WORK TO DO>
Return each line containing the string "Attribuzioni".

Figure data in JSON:
================

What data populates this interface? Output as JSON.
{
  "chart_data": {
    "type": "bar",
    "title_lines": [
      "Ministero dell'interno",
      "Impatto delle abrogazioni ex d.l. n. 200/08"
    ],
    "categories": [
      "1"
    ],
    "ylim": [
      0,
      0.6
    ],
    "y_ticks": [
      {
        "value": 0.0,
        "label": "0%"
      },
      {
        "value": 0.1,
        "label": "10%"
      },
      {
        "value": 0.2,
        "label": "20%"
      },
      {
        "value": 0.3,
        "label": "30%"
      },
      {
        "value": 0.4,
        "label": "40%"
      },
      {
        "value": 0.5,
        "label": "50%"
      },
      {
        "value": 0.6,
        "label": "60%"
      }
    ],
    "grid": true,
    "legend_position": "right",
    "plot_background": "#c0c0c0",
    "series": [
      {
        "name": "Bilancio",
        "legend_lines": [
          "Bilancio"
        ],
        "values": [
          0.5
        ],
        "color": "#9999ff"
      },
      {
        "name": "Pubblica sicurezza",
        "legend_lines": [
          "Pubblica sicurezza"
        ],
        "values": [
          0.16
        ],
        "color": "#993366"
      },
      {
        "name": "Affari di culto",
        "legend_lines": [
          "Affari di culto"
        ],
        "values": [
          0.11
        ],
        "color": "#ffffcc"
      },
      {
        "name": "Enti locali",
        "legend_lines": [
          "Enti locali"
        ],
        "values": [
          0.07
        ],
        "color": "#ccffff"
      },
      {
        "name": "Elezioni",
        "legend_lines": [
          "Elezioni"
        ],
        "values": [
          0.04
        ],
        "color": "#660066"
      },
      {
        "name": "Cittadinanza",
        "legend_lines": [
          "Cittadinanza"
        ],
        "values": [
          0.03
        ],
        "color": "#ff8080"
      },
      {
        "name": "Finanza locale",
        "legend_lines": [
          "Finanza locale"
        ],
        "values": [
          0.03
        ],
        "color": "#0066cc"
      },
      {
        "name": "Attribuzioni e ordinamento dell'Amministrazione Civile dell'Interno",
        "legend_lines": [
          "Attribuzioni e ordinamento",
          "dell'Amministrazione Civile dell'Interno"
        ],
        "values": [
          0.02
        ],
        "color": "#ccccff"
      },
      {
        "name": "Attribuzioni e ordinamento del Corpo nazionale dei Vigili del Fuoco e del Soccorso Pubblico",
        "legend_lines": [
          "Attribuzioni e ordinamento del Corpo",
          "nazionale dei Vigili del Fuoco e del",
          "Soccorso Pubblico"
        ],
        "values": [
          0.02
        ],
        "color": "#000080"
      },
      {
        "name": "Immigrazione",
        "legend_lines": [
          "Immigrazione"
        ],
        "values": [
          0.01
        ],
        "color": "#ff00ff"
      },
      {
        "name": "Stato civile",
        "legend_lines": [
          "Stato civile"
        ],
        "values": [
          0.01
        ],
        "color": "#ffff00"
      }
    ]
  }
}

================

OUTPUT BELOW>
        "name": "Attribuzioni e ordinamento dell'Amministrazione Civile dell'Interno",
          "Attribuzioni e ordinamento",
        "name": "Attribuzioni e ordinamento del Corpo nazionale dei Vigili del Fuoco e del Soccorso Pubblico",
          "Attribuzioni e ordinamento del Corpo",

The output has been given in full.